* WRITTEN REQUEST:
Tally the lines containing "name" and report the number alone.

* Dataset excerpt:
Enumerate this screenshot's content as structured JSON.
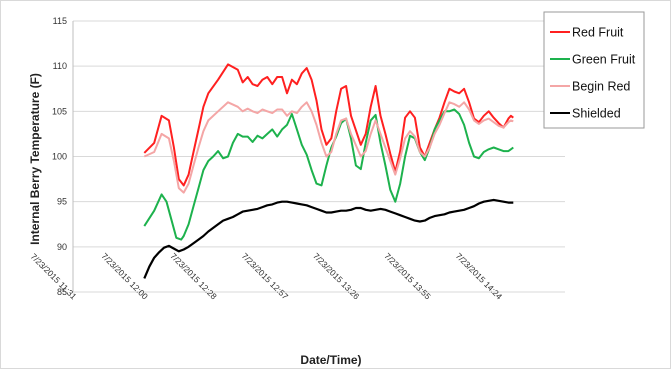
{
  "chart_data": {
    "type": "line",
    "title": "",
    "xlabel": "Date/Time)",
    "ylabel": "Internal Berry Temperature (F)",
    "ylim": [
      85,
      115
    ],
    "yticks": [
      85,
      90,
      95,
      100,
      105,
      110,
      115
    ],
    "xlim": [
      0,
      200
    ],
    "xticks": [
      {
        "v": 0,
        "label": "7/23/2015 11:31"
      },
      {
        "v": 29,
        "label": "7/23/2015 12:00"
      },
      {
        "v": 57,
        "label": "7/23/2015 12:28"
      },
      {
        "v": 86,
        "label": "7/23/2015 12:57"
      },
      {
        "v": 115,
        "label": "7/23/2015 13:26"
      },
      {
        "v": 144,
        "label": "7/23/2015 13:55"
      },
      {
        "v": 173,
        "label": "7/23/2015 14:24"
      }
    ],
    "grid": "horizontal",
    "legend_position": "top-right",
    "series": [
      {
        "name": "Red Fruit",
        "color": "#ff2020",
        "x": [
          29,
          33,
          36,
          39,
          41,
          43,
          45,
          47,
          49,
          51,
          53,
          55,
          59,
          63,
          67,
          69,
          71,
          73,
          75,
          77,
          79,
          81,
          83,
          85,
          87,
          89,
          91,
          93,
          95,
          97,
          99,
          101,
          103,
          105,
          107,
          109,
          111,
          113,
          117,
          119,
          121,
          123,
          125,
          127,
          129,
          131,
          133,
          135,
          137,
          139,
          141,
          143,
          145,
          147,
          149,
          151,
          153,
          155,
          157,
          159,
          161,
          163,
          165,
          167,
          169,
          171,
          173,
          175,
          177,
          178,
          179
        ],
        "y": [
          100.4,
          101.5,
          104.5,
          104.0,
          101.0,
          97.5,
          96.8,
          98.0,
          100.5,
          103.0,
          105.5,
          107.0,
          108.5,
          110.2,
          109.6,
          108.2,
          108.8,
          108.0,
          107.8,
          108.5,
          108.8,
          108.0,
          108.8,
          108.8,
          107.0,
          108.5,
          108.0,
          109.2,
          109.8,
          108.5,
          106.2,
          103.0,
          101.3,
          102.0,
          105.0,
          107.5,
          107.8,
          104.5,
          101.3,
          102.5,
          105.5,
          107.8,
          104.5,
          102.5,
          100.3,
          98.3,
          100.6,
          104.3,
          105.0,
          104.3,
          101.0,
          100.0,
          101.5,
          103.0,
          104.3,
          106.0,
          107.5,
          107.2,
          107.0,
          107.5,
          106.0,
          104.2,
          103.8,
          104.5,
          105.0,
          104.3,
          103.7,
          103.2,
          104.2,
          104.5,
          104.3
        ]
      },
      {
        "name": "Green Fruit",
        "color": "#1db24d",
        "x": [
          29,
          33,
          36,
          38,
          40,
          42,
          44,
          45,
          47,
          49,
          51,
          53,
          55,
          57,
          59,
          61,
          63,
          65,
          67,
          69,
          71,
          73,
          75,
          77,
          79,
          81,
          83,
          85,
          87,
          89,
          91,
          93,
          95,
          97,
          99,
          101,
          103,
          105,
          107,
          109,
          111,
          113,
          115,
          117,
          119,
          121,
          123,
          125,
          127,
          129,
          131,
          133,
          135,
          137,
          139,
          141,
          143,
          145,
          147,
          149,
          151,
          153,
          155,
          157,
          159,
          161,
          163,
          165,
          167,
          169,
          171,
          173,
          175,
          177,
          178,
          179
        ],
        "y": [
          92.3,
          94.0,
          95.8,
          95.0,
          93.0,
          91.0,
          90.8,
          91.2,
          92.5,
          94.5,
          96.5,
          98.5,
          99.5,
          100.0,
          100.6,
          99.8,
          100.0,
          101.5,
          102.5,
          102.2,
          102.2,
          101.6,
          102.3,
          102.0,
          102.5,
          103.0,
          102.2,
          103.0,
          103.5,
          104.7,
          103.0,
          101.3,
          100.2,
          98.5,
          97.0,
          96.8,
          99.0,
          101.0,
          102.2,
          103.7,
          104.2,
          102.0,
          99.0,
          98.6,
          101.5,
          104.0,
          104.6,
          101.5,
          99.0,
          96.3,
          95.0,
          97.0,
          100.0,
          102.3,
          102.0,
          100.5,
          99.6,
          101.0,
          103.0,
          104.0,
          105.0,
          105.0,
          105.2,
          104.7,
          103.5,
          101.5,
          100.0,
          99.8,
          100.5,
          100.8,
          101.0,
          100.8,
          100.6,
          100.6,
          100.8,
          101.0
        ]
      },
      {
        "name": "Begin Red",
        "color": "#f4a6a6",
        "x": [
          29,
          33,
          36,
          39,
          41,
          43,
          45,
          47,
          49,
          51,
          53,
          55,
          59,
          63,
          67,
          69,
          71,
          73,
          75,
          77,
          79,
          81,
          83,
          85,
          87,
          89,
          91,
          93,
          95,
          97,
          99,
          101,
          103,
          105,
          107,
          109,
          111,
          113,
          117,
          119,
          121,
          123,
          125,
          127,
          129,
          131,
          133,
          135,
          137,
          139,
          141,
          143,
          145,
          147,
          149,
          151,
          153,
          155,
          157,
          159,
          161,
          163,
          165,
          167,
          169,
          171,
          173,
          175,
          177,
          178,
          179
        ],
        "y": [
          100.0,
          100.5,
          102.5,
          102.0,
          99.5,
          96.5,
          96.0,
          97.0,
          99.0,
          101.0,
          102.8,
          104.0,
          105.0,
          106.0,
          105.5,
          105.0,
          105.3,
          105.0,
          104.8,
          105.2,
          105.0,
          104.8,
          105.2,
          105.2,
          104.5,
          105.0,
          104.8,
          105.5,
          106.0,
          105.0,
          103.5,
          101.5,
          100.0,
          100.5,
          102.5,
          104.0,
          104.2,
          102.5,
          100.0,
          100.6,
          102.5,
          104.0,
          102.5,
          101.0,
          99.5,
          98.0,
          99.8,
          102.0,
          102.8,
          102.2,
          100.5,
          100.0,
          101.0,
          102.5,
          103.5,
          104.8,
          106.0,
          105.8,
          105.5,
          106.0,
          105.2,
          104.0,
          103.6,
          104.0,
          104.2,
          103.8,
          103.4,
          103.2,
          103.8,
          104.0,
          103.9
        ]
      },
      {
        "name": "Shielded",
        "color": "#000000",
        "x": [
          29,
          31,
          33,
          35,
          37,
          39,
          41,
          43,
          45,
          47,
          49,
          51,
          53,
          55,
          57,
          59,
          61,
          63,
          65,
          67,
          69,
          71,
          73,
          75,
          77,
          79,
          81,
          83,
          85,
          87,
          89,
          91,
          93,
          95,
          97,
          99,
          101,
          103,
          105,
          107,
          109,
          111,
          113,
          115,
          117,
          119,
          121,
          123,
          125,
          127,
          129,
          131,
          133,
          135,
          137,
          139,
          141,
          143,
          145,
          147,
          149,
          151,
          153,
          155,
          157,
          159,
          161,
          163,
          165,
          167,
          169,
          171,
          173,
          175,
          177,
          179
        ],
        "y": [
          86.5,
          87.8,
          88.8,
          89.4,
          89.9,
          90.1,
          89.8,
          89.5,
          89.7,
          90.0,
          90.4,
          90.8,
          91.2,
          91.7,
          92.1,
          92.5,
          92.9,
          93.1,
          93.3,
          93.6,
          93.9,
          94.0,
          94.1,
          94.2,
          94.4,
          94.6,
          94.7,
          94.9,
          95.0,
          95.0,
          94.9,
          94.8,
          94.7,
          94.6,
          94.4,
          94.2,
          94.0,
          93.8,
          93.8,
          93.9,
          94.0,
          94.0,
          94.1,
          94.3,
          94.3,
          94.1,
          94.0,
          94.1,
          94.2,
          94.1,
          93.9,
          93.7,
          93.5,
          93.3,
          93.1,
          92.9,
          92.8,
          92.9,
          93.2,
          93.4,
          93.5,
          93.6,
          93.8,
          93.9,
          94.0,
          94.1,
          94.3,
          94.5,
          94.8,
          95.0,
          95.1,
          95.2,
          95.1,
          95.0,
          94.9,
          94.9
        ]
      }
    ]
  }
}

* SOLUTION TO THIS TASK:
4